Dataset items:
□ □ □ □

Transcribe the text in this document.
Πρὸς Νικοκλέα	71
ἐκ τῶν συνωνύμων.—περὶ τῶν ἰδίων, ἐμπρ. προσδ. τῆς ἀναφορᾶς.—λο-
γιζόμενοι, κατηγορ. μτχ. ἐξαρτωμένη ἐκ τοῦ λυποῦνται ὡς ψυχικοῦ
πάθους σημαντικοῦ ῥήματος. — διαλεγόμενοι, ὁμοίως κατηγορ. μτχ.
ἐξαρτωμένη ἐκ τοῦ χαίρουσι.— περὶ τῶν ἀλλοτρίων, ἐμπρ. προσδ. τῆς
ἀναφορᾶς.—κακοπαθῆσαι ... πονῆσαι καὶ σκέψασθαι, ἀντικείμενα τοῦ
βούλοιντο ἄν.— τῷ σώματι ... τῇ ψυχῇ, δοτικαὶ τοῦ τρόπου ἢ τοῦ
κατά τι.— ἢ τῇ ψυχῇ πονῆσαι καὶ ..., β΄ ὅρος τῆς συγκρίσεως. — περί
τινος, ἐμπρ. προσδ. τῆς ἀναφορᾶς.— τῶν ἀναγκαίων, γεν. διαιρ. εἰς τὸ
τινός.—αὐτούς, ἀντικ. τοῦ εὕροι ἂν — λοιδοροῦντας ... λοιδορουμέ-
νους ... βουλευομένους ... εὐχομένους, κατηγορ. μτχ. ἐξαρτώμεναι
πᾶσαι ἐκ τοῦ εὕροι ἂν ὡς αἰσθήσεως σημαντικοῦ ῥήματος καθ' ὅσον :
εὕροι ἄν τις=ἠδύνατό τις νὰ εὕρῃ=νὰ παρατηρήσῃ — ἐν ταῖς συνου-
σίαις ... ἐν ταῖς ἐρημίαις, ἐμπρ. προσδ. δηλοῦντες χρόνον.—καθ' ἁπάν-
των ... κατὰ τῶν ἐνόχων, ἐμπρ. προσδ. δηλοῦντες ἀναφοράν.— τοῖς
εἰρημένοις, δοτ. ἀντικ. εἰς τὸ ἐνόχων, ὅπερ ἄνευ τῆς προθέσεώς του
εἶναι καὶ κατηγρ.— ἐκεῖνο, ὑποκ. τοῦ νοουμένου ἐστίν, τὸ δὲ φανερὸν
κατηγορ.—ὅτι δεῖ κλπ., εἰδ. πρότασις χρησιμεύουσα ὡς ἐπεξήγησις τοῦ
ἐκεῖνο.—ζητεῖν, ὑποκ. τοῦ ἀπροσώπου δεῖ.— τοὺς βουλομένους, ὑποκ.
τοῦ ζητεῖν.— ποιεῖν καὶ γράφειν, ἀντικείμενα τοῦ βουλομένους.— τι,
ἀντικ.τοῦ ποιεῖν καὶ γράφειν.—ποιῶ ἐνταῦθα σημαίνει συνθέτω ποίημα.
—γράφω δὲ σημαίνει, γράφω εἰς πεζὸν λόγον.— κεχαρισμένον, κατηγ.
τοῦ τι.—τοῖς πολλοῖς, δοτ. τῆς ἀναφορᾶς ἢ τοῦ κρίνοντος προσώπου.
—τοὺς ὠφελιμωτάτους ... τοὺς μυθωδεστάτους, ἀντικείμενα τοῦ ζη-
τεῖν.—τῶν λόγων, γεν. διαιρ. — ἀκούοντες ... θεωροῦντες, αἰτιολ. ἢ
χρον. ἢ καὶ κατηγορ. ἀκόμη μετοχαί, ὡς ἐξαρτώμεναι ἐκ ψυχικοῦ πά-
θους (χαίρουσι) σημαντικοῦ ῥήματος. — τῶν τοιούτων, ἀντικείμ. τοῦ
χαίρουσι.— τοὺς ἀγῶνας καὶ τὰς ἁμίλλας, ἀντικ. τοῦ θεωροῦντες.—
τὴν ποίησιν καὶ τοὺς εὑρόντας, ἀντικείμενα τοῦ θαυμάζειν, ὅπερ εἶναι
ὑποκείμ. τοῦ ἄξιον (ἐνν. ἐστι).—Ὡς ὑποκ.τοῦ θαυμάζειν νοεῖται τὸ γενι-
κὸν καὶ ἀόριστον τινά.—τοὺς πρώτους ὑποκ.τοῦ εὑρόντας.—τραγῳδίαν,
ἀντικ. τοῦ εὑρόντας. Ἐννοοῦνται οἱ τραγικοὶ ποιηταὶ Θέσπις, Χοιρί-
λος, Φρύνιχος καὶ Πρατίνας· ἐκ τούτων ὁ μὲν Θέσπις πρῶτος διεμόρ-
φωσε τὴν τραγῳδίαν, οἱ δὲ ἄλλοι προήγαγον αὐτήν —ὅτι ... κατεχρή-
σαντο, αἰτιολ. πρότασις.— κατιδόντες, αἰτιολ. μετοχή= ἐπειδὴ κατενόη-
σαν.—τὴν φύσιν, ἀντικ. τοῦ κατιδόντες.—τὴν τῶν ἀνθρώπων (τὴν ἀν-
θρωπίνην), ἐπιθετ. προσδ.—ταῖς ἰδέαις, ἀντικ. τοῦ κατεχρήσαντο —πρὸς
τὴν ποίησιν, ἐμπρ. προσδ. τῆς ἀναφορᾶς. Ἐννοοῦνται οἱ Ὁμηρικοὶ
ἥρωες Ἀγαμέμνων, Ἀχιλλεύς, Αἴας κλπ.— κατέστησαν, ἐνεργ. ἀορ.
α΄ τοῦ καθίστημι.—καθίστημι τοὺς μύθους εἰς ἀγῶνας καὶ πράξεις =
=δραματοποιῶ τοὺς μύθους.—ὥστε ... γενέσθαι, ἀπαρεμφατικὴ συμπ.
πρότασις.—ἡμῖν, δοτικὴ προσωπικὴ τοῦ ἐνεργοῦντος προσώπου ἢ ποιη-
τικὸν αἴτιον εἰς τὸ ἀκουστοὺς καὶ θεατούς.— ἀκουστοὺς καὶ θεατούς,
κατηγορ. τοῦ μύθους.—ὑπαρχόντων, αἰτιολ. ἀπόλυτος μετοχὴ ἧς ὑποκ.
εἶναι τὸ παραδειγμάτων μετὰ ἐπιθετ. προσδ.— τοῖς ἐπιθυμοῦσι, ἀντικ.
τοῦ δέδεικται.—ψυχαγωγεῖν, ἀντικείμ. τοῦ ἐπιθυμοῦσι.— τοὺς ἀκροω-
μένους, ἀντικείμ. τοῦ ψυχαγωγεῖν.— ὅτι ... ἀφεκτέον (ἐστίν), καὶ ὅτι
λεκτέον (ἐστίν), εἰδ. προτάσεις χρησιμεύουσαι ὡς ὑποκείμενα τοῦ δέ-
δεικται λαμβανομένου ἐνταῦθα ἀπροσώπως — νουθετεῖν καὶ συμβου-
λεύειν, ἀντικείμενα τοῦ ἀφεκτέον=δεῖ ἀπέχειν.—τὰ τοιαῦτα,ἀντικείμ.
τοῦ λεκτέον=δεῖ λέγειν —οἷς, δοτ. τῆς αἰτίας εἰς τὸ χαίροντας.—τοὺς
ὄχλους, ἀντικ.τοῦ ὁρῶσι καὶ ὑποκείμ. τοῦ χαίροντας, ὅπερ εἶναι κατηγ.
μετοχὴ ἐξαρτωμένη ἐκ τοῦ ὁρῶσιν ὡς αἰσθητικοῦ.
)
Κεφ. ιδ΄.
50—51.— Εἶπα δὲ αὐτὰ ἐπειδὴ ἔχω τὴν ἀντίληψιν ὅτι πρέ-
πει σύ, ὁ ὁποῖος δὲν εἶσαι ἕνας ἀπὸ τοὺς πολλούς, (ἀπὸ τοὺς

□ □ □ □

■ **The exercise**
Filter out all lines lacking the word "ψυχαγωγεῖν" and copy the rest.

■ **Correct answer**
τοῦ δέδεικται.—ψυχαγωγεῖν, ἀντικείμ. τοῦ ἐπιθυμοῦσι.— τοὺς ἀκροω-
μένους, ἀντικείμ. τοῦ ψυχαγωγεῖν.— ὅτι ... ἀφεκτέον (ἐστίν), καὶ ὅτι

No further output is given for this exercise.